--- Start ---
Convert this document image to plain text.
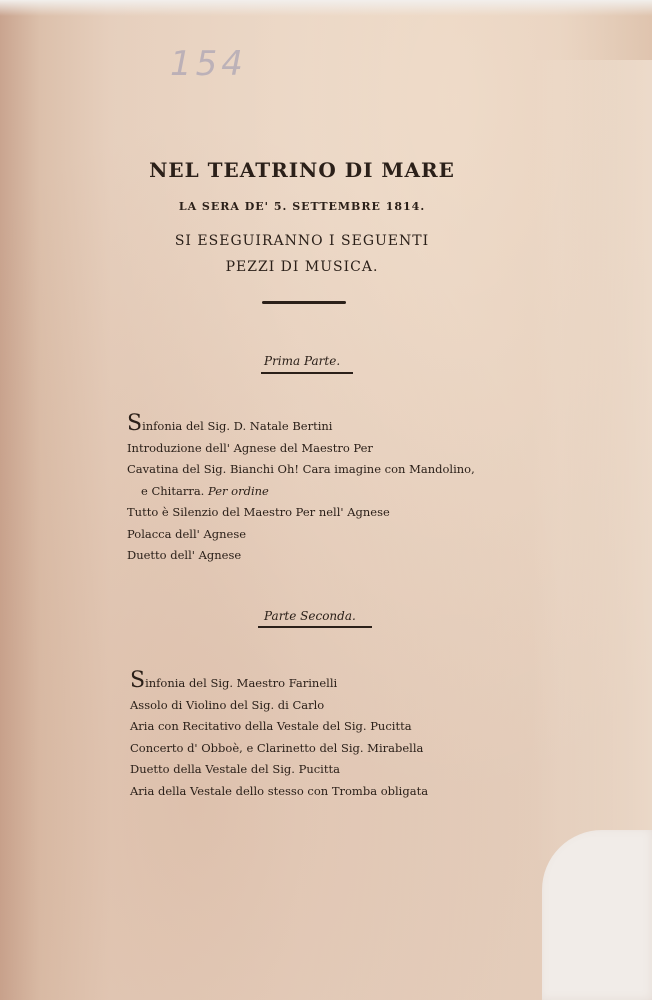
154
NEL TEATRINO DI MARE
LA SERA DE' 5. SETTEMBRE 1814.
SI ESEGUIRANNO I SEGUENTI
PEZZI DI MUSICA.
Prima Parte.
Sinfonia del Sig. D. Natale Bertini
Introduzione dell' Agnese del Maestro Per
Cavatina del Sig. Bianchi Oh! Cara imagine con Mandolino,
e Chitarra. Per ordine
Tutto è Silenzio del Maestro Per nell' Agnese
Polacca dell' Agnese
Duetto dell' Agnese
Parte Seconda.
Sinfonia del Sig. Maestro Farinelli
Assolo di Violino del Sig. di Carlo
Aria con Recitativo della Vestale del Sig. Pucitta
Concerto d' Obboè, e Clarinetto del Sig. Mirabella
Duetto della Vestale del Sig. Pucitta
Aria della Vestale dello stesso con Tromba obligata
--- End ---
--- Start ---
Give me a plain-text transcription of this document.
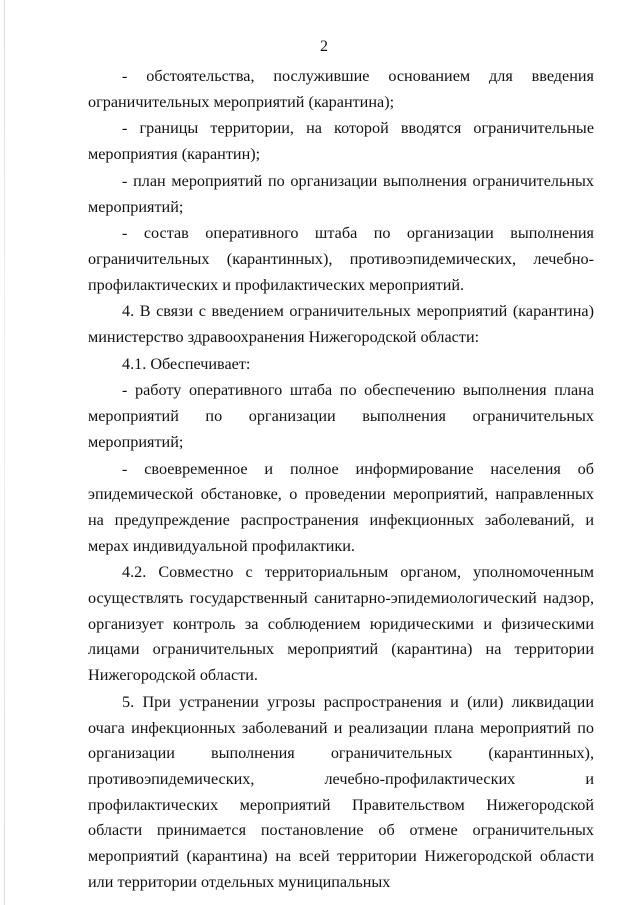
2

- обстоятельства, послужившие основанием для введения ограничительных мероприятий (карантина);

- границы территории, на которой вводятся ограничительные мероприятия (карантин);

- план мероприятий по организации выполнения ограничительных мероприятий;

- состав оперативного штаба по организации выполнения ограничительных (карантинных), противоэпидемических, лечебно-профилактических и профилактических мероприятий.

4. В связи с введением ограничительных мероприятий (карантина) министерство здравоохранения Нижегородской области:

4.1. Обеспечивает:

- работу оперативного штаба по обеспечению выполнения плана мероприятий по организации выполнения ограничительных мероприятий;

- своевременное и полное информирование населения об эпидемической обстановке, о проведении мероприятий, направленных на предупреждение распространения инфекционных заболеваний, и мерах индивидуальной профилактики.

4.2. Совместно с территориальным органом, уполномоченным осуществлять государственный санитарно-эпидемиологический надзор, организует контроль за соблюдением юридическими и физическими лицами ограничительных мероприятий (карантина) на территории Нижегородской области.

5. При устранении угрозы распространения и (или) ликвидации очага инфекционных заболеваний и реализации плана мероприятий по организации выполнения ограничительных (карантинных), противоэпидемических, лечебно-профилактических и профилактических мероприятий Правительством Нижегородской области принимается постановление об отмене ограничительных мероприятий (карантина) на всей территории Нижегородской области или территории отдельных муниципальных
--- End ---
--- Start ---
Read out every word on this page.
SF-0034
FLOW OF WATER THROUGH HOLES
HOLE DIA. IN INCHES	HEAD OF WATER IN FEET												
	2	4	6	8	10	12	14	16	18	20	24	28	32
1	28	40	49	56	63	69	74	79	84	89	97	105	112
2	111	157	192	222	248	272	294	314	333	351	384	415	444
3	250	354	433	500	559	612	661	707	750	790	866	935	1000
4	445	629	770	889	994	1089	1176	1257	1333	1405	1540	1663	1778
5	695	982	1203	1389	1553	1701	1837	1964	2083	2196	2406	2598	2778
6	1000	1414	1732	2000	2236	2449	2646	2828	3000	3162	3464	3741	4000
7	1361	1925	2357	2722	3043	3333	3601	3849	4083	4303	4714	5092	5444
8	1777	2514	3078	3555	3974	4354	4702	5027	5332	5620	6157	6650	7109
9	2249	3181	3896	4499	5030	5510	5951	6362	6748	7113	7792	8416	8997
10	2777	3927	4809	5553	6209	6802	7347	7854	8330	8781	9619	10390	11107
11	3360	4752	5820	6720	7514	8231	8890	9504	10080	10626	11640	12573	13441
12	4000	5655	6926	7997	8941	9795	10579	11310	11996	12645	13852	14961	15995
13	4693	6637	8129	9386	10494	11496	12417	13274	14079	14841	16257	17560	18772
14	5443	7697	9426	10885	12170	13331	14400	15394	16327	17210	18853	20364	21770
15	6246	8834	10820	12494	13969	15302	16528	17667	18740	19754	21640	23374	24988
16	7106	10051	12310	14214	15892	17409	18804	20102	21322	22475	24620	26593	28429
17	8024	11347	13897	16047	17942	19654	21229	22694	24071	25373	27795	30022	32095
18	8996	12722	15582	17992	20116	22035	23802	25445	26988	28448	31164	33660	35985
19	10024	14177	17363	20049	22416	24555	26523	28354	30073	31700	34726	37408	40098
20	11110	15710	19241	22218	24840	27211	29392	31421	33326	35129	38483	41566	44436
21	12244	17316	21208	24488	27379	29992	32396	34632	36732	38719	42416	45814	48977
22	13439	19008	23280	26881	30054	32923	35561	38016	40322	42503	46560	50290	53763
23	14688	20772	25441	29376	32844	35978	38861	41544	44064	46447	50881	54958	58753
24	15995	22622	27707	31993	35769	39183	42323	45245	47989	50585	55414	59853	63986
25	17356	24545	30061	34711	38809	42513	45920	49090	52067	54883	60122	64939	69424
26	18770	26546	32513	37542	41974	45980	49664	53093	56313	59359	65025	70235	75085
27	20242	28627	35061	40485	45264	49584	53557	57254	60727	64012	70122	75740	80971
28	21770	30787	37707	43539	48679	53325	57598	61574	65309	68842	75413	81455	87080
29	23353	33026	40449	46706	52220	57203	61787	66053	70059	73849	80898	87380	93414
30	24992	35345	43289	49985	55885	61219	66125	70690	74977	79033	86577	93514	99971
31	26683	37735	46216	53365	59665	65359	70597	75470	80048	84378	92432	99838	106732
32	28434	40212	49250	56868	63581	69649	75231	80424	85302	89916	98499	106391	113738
--- End ---
→ Problem: Search the entries for the word "распространения" and gather every line where it appears.

→ Exercise result:
- своевременное и полное информирование населения об эпидемической обстановке, о проведении мероприятий, направленных на предупреждение распространения инфекционных заболеваний, и мерах индивидуальной профилактики.
5. При устранении угрозы распространения и (или) ликвидации очага инфекционных заболеваний и реализации плана мероприятий по организации выполнения ограничительных (карантинных), противоэпидемических, лечебно-профилактических и профилактических мероприятий Правительством Нижегородской области принимается постановление об отмене ограничительных мероприятий (карантина) на всей территории Нижегородской области или территории отдельных муниципальных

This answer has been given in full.